EXERCISE DETAILS:
Retype all of the data exactly as given.
=======
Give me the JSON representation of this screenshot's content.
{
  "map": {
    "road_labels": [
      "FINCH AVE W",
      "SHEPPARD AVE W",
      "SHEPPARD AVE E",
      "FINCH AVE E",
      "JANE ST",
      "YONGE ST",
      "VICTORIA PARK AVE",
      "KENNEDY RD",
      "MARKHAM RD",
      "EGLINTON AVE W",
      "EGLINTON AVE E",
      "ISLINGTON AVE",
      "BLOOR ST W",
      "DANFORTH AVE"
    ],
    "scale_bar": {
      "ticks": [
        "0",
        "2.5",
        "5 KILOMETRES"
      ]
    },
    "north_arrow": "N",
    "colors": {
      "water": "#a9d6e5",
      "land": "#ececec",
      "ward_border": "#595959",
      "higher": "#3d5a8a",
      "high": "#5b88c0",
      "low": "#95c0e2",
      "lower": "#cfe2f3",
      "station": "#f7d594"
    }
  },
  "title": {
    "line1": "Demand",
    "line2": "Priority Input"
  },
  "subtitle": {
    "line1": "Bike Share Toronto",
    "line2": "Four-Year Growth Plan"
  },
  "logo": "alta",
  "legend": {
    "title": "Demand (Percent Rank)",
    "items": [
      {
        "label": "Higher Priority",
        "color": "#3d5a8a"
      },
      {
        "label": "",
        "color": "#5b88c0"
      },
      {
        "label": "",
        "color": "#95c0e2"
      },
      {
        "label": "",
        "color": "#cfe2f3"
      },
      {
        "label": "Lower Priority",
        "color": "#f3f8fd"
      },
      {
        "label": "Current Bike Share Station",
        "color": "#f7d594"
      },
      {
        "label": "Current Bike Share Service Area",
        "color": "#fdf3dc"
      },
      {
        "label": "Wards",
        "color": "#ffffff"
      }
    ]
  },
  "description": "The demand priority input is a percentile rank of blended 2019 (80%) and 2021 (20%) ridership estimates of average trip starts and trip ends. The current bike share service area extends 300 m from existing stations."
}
=======
FINAL RESULT:
Give me the JSON representation of this screenshot's content.
{
  "map": {
    "road_labels": [
      "FINCH AVE W",
      "SHEPPARD AVE W",
      "SHEPPARD AVE E",
      "FINCH AVE E",
      "JANE ST",
      "YONGE ST",
      "VICTORIA PARK AVE",
      "KENNEDY RD",
      "MARKHAM RD",
      "EGLINTON AVE W",
      "EGLINTON AVE E",
      "ISLINGTON AVE",
      "BLOOR ST W",
      "DANFORTH AVE"
    ],
    "scale_bar": {
      "ticks": [
        "0",
        "2.5",
        "5 KILOMETRES"
      ]
    },
    "north_arrow": "N",
    "colors": {
      "water": "#a9d6e5",
      "land": "#ececec",
      "ward_border": "#595959",
      "higher": "#3d5a8a",
      "high": "#5b88c0",
      "low": "#95c0e2",
      "lower": "#cfe2f3",
      "station": "#f7d594"
    }
  },
  "title": {
    "line1": "Demand",
    "line2": "Priority Input"
  },
  "subtitle": {
    "line1": "Bike Share Toronto",
    "line2": "Four-Year Growth Plan"
  },
  "logo": "alta",
  "legend": {
    "title": "Demand (Percent Rank)",
    "items": [
      {
        "label": "Higher Priority",
        "color": "#3d5a8a"
      },
      {
        "label": "",
        "color": "#5b88c0"
      },
      {
        "label": "",
        "color": "#95c0e2"
      },
      {
        "label": "",
        "color": "#cfe2f3"
      },
      {
        "label": "Lower Priority",
        "color": "#f3f8fd"
      },
      {
        "label": "Current Bike Share Station",
        "color": "#f7d594"
      },
      {
        "label": "Current Bike Share Service Area",
        "color": "#fdf3dc"
      },
      {
        "label": "Wards",
        "color": "#ffffff"
      }
    ]
  },
  "description": "The demand priority input is a percentile rank of blended 2019 (80%) and 2021 (20%) ridership estimates of average trip starts and trip ends. The current bike share service area extends 300 m from existing stations."
}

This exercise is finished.